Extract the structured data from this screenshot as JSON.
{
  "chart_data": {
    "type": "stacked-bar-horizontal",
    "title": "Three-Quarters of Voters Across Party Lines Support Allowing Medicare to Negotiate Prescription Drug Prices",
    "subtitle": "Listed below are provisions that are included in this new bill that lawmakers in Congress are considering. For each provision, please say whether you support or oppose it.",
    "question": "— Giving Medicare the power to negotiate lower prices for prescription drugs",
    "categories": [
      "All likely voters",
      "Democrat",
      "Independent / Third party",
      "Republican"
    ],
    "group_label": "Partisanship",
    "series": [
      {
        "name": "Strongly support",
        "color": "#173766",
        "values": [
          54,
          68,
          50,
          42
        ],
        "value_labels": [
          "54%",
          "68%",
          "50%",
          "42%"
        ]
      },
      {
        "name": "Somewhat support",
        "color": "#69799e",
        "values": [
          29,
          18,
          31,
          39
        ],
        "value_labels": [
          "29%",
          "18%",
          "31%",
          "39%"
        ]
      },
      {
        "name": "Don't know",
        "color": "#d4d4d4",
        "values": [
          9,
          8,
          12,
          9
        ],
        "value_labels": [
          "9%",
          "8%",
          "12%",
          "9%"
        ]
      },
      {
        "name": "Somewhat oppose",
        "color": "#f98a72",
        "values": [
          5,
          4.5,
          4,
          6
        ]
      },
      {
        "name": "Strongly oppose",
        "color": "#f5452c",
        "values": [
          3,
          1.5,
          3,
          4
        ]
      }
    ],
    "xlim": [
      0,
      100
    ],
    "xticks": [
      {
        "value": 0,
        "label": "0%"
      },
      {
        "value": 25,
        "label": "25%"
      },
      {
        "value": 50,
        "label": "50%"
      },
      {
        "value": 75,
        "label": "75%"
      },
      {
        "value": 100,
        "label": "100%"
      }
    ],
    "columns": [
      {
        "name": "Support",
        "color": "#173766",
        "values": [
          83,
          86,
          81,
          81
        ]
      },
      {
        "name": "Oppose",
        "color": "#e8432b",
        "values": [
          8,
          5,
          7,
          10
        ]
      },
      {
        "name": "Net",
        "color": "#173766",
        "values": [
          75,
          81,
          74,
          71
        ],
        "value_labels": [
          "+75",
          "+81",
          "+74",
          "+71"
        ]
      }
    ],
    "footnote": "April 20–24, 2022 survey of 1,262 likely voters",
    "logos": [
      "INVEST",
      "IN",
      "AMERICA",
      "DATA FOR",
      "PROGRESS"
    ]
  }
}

——————————

▸ DESCRIPTION OF THE TASK
Show every line that contains the word "likely".

▸ THE RESPONSE
      "All likely voters",
    "footnote": "April 20–24, 2022 survey of 1,262 likely voters",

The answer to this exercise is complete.